─── Extracted entries
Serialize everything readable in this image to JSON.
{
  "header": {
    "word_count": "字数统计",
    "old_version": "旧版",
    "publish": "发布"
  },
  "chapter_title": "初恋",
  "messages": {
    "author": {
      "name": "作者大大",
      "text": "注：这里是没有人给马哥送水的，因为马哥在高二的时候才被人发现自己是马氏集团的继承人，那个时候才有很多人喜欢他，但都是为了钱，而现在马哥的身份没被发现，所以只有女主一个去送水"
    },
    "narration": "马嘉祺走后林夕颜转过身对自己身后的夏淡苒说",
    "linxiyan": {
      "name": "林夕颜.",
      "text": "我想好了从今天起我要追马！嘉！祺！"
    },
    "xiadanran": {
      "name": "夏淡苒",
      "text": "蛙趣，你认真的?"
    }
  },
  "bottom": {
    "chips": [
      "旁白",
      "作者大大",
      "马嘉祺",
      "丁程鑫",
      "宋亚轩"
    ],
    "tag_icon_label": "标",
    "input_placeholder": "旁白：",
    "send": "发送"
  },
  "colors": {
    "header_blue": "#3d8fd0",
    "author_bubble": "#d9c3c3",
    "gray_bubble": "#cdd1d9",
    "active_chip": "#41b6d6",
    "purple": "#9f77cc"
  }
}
──────
**Stated goal**
Copy out each line exactly as written.

**Task response**
Serialize everything readable in this image to JSON.
{
  "header": {
    "word_count": "字数统计",
    "old_version": "旧版",
    "publish": "发布"
  },
  "chapter_title": "初恋",
  "messages": {
    "author": {
      "name": "作者大大",
      "text": "注：这里是没有人给马哥送水的，因为马哥在高二的时候才被人发现自己是马氏集团的继承人，那个时候才有很多人喜欢他，但都是为了钱，而现在马哥的身份没被发现，所以只有女主一个去送水"
    },
    "narration": "马嘉祺走后林夕颜转过身对自己身后的夏淡苒说",
    "linxiyan": {
      "name": "林夕颜.",
      "text": "我想好了从今天起我要追马！嘉！祺！"
    },
    "xiadanran": {
      "name": "夏淡苒",
      "text": "蛙趣，你认真的?"
    }
  },
  "bottom": {
    "chips": [
      "旁白",
      "作者大大",
      "马嘉祺",
      "丁程鑫",
      "宋亚轩"
    ],
    "tag_icon_label": "标",
    "input_placeholder": "旁白：",
    "send": "发送"
  },
  "colors": {
    "header_blue": "#3d8fd0",
    "author_bubble": "#d9c3c3",
    "gray_bubble": "#cdd1d9",
    "active_chip": "#41b6d6",
    "purple": "#9f77cc"
  }
}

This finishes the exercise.